__Required task__. Below are the records; locate each line with the word "Vehicle" and copy it.

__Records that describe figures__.
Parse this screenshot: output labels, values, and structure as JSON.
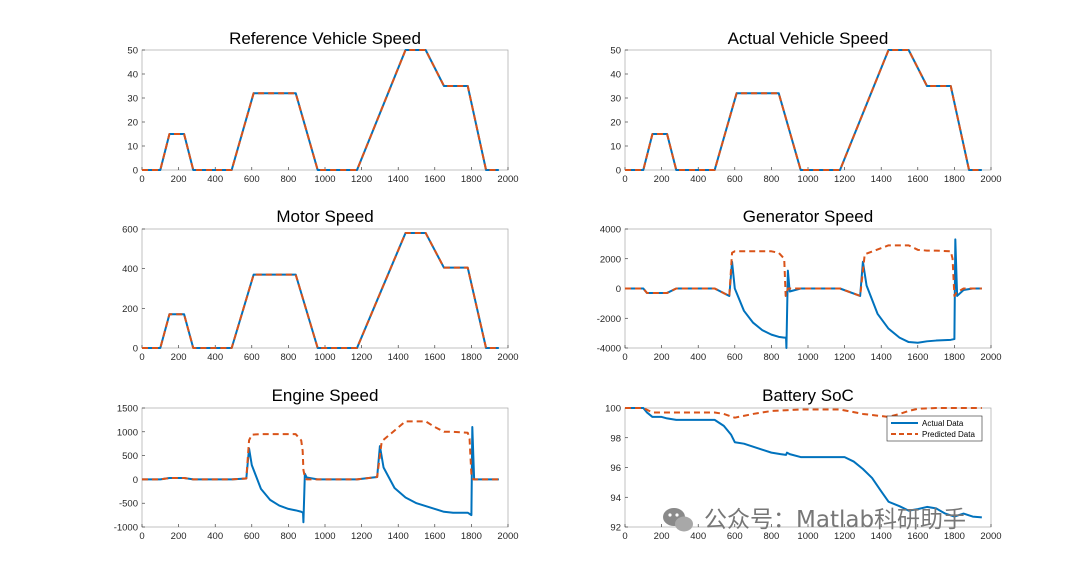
{
  "colors": {
    "actual": "#0072BD",
    "predicted": "#D95319",
    "axis": "#262626",
    "frame": "#A6A6A6"
  },
  "legend": {
    "placement": "top-right",
    "entries": [
      "Actual Data",
      "Predicted Data"
    ]
  },
  "watermark": {
    "icon": "wechat-icon",
    "text": "公众号：Matlab科研助手"
  },
  "chart_data": [
    {
      "type": "line",
      "title": "Reference Vehicle Speed",
      "xlim": [
        0,
        2000
      ],
      "ylim": [
        0,
        50
      ],
      "xticks": [
        0,
        200,
        400,
        600,
        800,
        1000,
        1200,
        1400,
        1600,
        1800,
        2000
      ],
      "yticks": [
        0,
        10,
        20,
        30,
        40,
        50
      ],
      "grid": false,
      "series": [
        {
          "role": "actual",
          "style": "solid",
          "x": [
            0,
            100,
            150,
            230,
            280,
            490,
            610,
            840,
            960,
            1175,
            1440,
            1550,
            1650,
            1780,
            1880,
            1950
          ],
          "y": [
            0,
            0,
            15,
            15,
            0,
            0,
            32,
            32,
            0,
            0,
            50,
            50,
            35,
            35,
            0,
            0
          ]
        },
        {
          "role": "predicted",
          "style": "dashed",
          "x": [
            0,
            100,
            150,
            230,
            280,
            490,
            610,
            840,
            960,
            1175,
            1440,
            1550,
            1650,
            1780,
            1880,
            1950
          ],
          "y": [
            0,
            0,
            15,
            15,
            0,
            0,
            32,
            32,
            0,
            0,
            50,
            50,
            35,
            35,
            0,
            0
          ]
        }
      ]
    },
    {
      "type": "line",
      "title": "Actual Vehicle Speed",
      "xlim": [
        0,
        2000
      ],
      "ylim": [
        0,
        50
      ],
      "xticks": [
        0,
        200,
        400,
        600,
        800,
        1000,
        1200,
        1400,
        1600,
        1800,
        2000
      ],
      "yticks": [
        0,
        10,
        20,
        30,
        40,
        50
      ],
      "grid": false,
      "series": [
        {
          "role": "actual",
          "style": "solid",
          "x": [
            0,
            100,
            150,
            230,
            280,
            490,
            610,
            840,
            960,
            1175,
            1440,
            1550,
            1650,
            1780,
            1880,
            1950
          ],
          "y": [
            0,
            0,
            15,
            15,
            0,
            0,
            32,
            32,
            0,
            0,
            50,
            50,
            35,
            35,
            0,
            0
          ]
        },
        {
          "role": "predicted",
          "style": "dashed",
          "x": [
            0,
            100,
            150,
            230,
            280,
            490,
            610,
            840,
            960,
            1175,
            1440,
            1550,
            1650,
            1780,
            1880,
            1950
          ],
          "y": [
            0,
            0,
            15,
            15,
            0,
            0,
            32,
            32,
            0,
            0,
            50,
            50,
            35,
            35,
            0,
            0
          ]
        }
      ]
    },
    {
      "type": "line",
      "title": "Motor Speed",
      "xlim": [
        0,
        2000
      ],
      "ylim": [
        0,
        600
      ],
      "xticks": [
        0,
        200,
        400,
        600,
        800,
        1000,
        1200,
        1400,
        1600,
        1800,
        2000
      ],
      "yticks": [
        0,
        200,
        400,
        600
      ],
      "grid": false,
      "series": [
        {
          "role": "actual",
          "style": "solid",
          "x": [
            0,
            100,
            150,
            230,
            280,
            490,
            610,
            840,
            960,
            1175,
            1440,
            1550,
            1650,
            1780,
            1880,
            1950
          ],
          "y": [
            0,
            0,
            170,
            170,
            0,
            0,
            370,
            370,
            0,
            0,
            580,
            580,
            405,
            405,
            0,
            0
          ]
        },
        {
          "role": "predicted",
          "style": "dashed",
          "x": [
            0,
            100,
            150,
            230,
            280,
            490,
            610,
            840,
            960,
            1175,
            1440,
            1550,
            1650,
            1780,
            1880,
            1950
          ],
          "y": [
            0,
            0,
            170,
            170,
            0,
            0,
            370,
            370,
            0,
            0,
            580,
            580,
            405,
            405,
            0,
            0
          ]
        }
      ]
    },
    {
      "type": "line",
      "title": "Generator Speed",
      "xlim": [
        0,
        2000
      ],
      "ylim": [
        -4000,
        4000
      ],
      "xticks": [
        0,
        200,
        400,
        600,
        800,
        1000,
        1200,
        1400,
        1600,
        1800,
        2000
      ],
      "yticks": [
        -4000,
        -2000,
        0,
        2000,
        4000
      ],
      "grid": false,
      "series": [
        {
          "role": "actual",
          "style": "solid",
          "x": [
            0,
            100,
            120,
            150,
            200,
            230,
            280,
            490,
            570,
            585,
            600,
            650,
            700,
            750,
            800,
            840,
            870,
            880,
            882,
            890,
            900,
            960,
            1175,
            1285,
            1300,
            1320,
            1380,
            1440,
            1500,
            1550,
            1600,
            1650,
            1700,
            1780,
            1800,
            1805,
            1815,
            1850,
            1900,
            1950
          ],
          "y": [
            0,
            0,
            -300,
            -300,
            -300,
            -300,
            0,
            0,
            -500,
            1800,
            0,
            -1500,
            -2300,
            -2800,
            -3100,
            -3250,
            -3300,
            -3300,
            -4000,
            1200,
            -200,
            0,
            0,
            -500,
            1800,
            200,
            -1700,
            -2700,
            -3300,
            -3600,
            -3650,
            -3550,
            -3500,
            -3450,
            -3400,
            3300,
            -500,
            -100,
            0,
            0
          ]
        },
        {
          "role": "predicted",
          "style": "dashed",
          "x": [
            0,
            100,
            120,
            150,
            200,
            230,
            280,
            490,
            570,
            585,
            600,
            650,
            700,
            750,
            800,
            840,
            870,
            878,
            882,
            890,
            900,
            960,
            1175,
            1285,
            1310,
            1440,
            1550,
            1600,
            1650,
            1700,
            1780,
            1790,
            1800,
            1810,
            1850,
            1900,
            1950
          ],
          "y": [
            0,
            0,
            -300,
            -300,
            -300,
            -300,
            0,
            0,
            -500,
            2400,
            2500,
            2500,
            2500,
            2500,
            2500,
            2400,
            2000,
            -500,
            -300,
            0,
            0,
            0,
            0,
            -500,
            2300,
            2900,
            2900,
            2600,
            2550,
            2550,
            2500,
            2000,
            -500,
            -300,
            0,
            0,
            0
          ]
        }
      ]
    },
    {
      "type": "line",
      "title": "Engine Speed",
      "xlim": [
        0,
        2000
      ],
      "ylim": [
        -1000,
        1500
      ],
      "xticks": [
        0,
        200,
        400,
        600,
        800,
        1000,
        1200,
        1400,
        1600,
        1800,
        2000
      ],
      "yticks": [
        -1000,
        -500,
        0,
        500,
        1000,
        1500
      ],
      "grid": false,
      "series": [
        {
          "role": "actual",
          "style": "solid",
          "x": [
            0,
            100,
            150,
            230,
            280,
            490,
            570,
            585,
            600,
            650,
            700,
            750,
            800,
            840,
            870,
            880,
            882,
            890,
            900,
            960,
            1175,
            1285,
            1300,
            1320,
            1380,
            1440,
            1500,
            1550,
            1600,
            1650,
            1700,
            1780,
            1800,
            1805,
            1815,
            1850,
            1900,
            1950
          ],
          "y": [
            0,
            0,
            30,
            30,
            0,
            0,
            20,
            650,
            300,
            -200,
            -430,
            -550,
            -620,
            -650,
            -680,
            -700,
            -900,
            120,
            40,
            0,
            0,
            50,
            700,
            250,
            -180,
            -380,
            -500,
            -560,
            -620,
            -680,
            -700,
            -700,
            -750,
            1100,
            0,
            0,
            0,
            0
          ]
        },
        {
          "role": "predicted",
          "style": "dashed",
          "x": [
            0,
            100,
            150,
            230,
            280,
            490,
            570,
            585,
            600,
            650,
            700,
            750,
            800,
            840,
            870,
            878,
            882,
            890,
            900,
            960,
            1175,
            1285,
            1310,
            1440,
            1550,
            1600,
            1650,
            1700,
            1780,
            1790,
            1800,
            1810,
            1850,
            1900,
            1950
          ],
          "y": [
            0,
            0,
            30,
            30,
            0,
            0,
            20,
            820,
            940,
            950,
            950,
            950,
            950,
            950,
            820,
            600,
            200,
            50,
            0,
            0,
            0,
            50,
            800,
            1220,
            1220,
            1100,
            1000,
            1000,
            980,
            850,
            100,
            0,
            0,
            0,
            0
          ]
        }
      ]
    },
    {
      "type": "line",
      "title": "Battery SoC",
      "xlim": [
        0,
        2000
      ],
      "ylim": [
        92,
        100
      ],
      "xticks": [
        0,
        200,
        400,
        600,
        800,
        1000,
        1200,
        1400,
        1600,
        1800,
        2000
      ],
      "yticks": [
        92,
        94,
        96,
        98,
        100
      ],
      "grid": false,
      "legend": [
        "Actual Data",
        "Predicted Data"
      ],
      "series": [
        {
          "name": "Actual Data",
          "role": "actual",
          "style": "solid",
          "x": [
            0,
            100,
            120,
            150,
            200,
            230,
            280,
            490,
            540,
            580,
            600,
            650,
            700,
            750,
            800,
            850,
            880,
            885,
            900,
            960,
            1000,
            1200,
            1250,
            1300,
            1350,
            1400,
            1440,
            1500,
            1550,
            1600,
            1650,
            1700,
            1750,
            1800,
            1850,
            1900,
            1950
          ],
          "y": [
            100,
            100,
            99.7,
            99.4,
            99.4,
            99.3,
            99.2,
            99.2,
            98.8,
            98.2,
            97.7,
            97.6,
            97.4,
            97.2,
            97.0,
            96.9,
            96.85,
            97.0,
            96.9,
            96.7,
            96.7,
            96.7,
            96.4,
            95.9,
            95.3,
            94.4,
            93.7,
            93.4,
            93.1,
            93.2,
            93.35,
            93.25,
            92.9,
            92.7,
            92.9,
            92.7,
            92.65
          ]
        },
        {
          "name": "Predicted Data",
          "role": "predicted",
          "style": "dashed",
          "x": [
            0,
            100,
            150,
            280,
            490,
            540,
            600,
            700,
            800,
            880,
            960,
            1175,
            1300,
            1440,
            1500,
            1550,
            1600,
            1700,
            1800,
            1950
          ],
          "y": [
            100,
            100,
            99.7,
            99.7,
            99.7,
            99.6,
            99.35,
            99.6,
            99.8,
            99.85,
            99.9,
            99.9,
            99.6,
            99.4,
            99.6,
            99.8,
            99.95,
            100,
            100,
            100
          ]
        }
      ]
    }
  ]
}
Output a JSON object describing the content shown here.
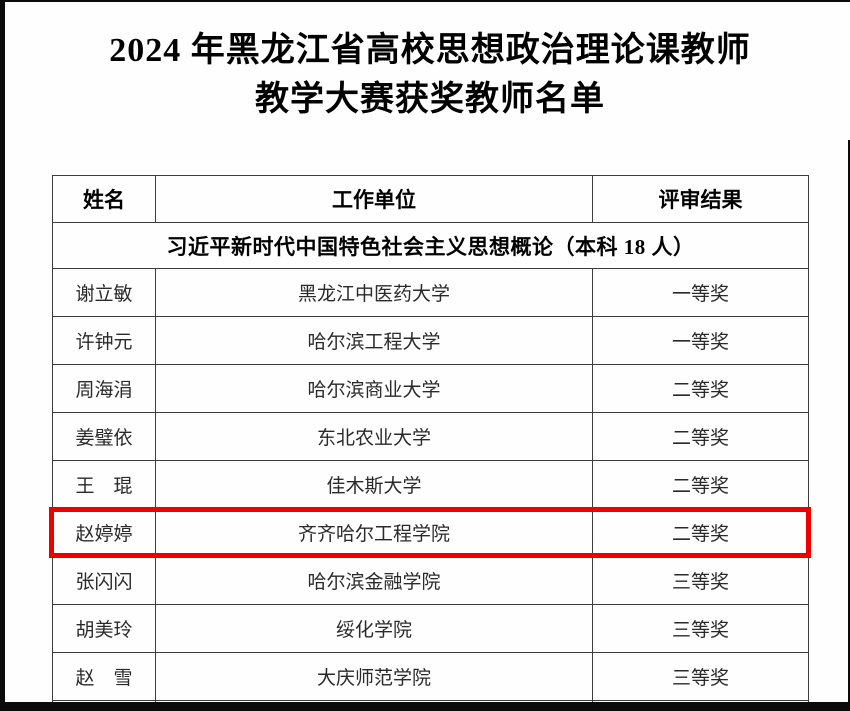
{
  "page": {
    "title_line1": "2024 年黑龙江省高校思想政治理论课教师",
    "title_line2": "教学大赛获奖教师名单"
  },
  "table": {
    "headers": {
      "name": "姓名",
      "unit": "工作单位",
      "result": "评审结果"
    },
    "section_title": "习近平新时代中国特色社会主义思想概论（本科 18 人）",
    "rows": [
      {
        "name": "谢立敏",
        "unit": "黑龙江中医药大学",
        "result": "一等奖",
        "highlighted": false
      },
      {
        "name": "许钟元",
        "unit": "哈尔滨工程大学",
        "result": "一等奖",
        "highlighted": false
      },
      {
        "name": "周海涓",
        "unit": "哈尔滨商业大学",
        "result": "二等奖",
        "highlighted": false
      },
      {
        "name": "姜璧依",
        "unit": "东北农业大学",
        "result": "二等奖",
        "highlighted": false
      },
      {
        "name": "王　琨",
        "unit": "佳木斯大学",
        "result": "二等奖",
        "highlighted": false
      },
      {
        "name": "赵婷婷",
        "unit": "齐齐哈尔工程学院",
        "result": "二等奖",
        "highlighted": true
      },
      {
        "name": "张闪闪",
        "unit": "哈尔滨金融学院",
        "result": "三等奖",
        "highlighted": false
      },
      {
        "name": "胡美玲",
        "unit": "绥化学院",
        "result": "三等奖",
        "highlighted": false
      },
      {
        "name": "赵　雪",
        "unit": "大庆师范学院",
        "result": "三等奖",
        "highlighted": false
      }
    ]
  },
  "annotations": {
    "highlight_color": "#ee0000",
    "highlighted_row_name": "赵婷婷"
  }
}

__Result for this exercise__.
      "title": "Reference Vehicle Speed",
      "title": "Actual Vehicle Speed",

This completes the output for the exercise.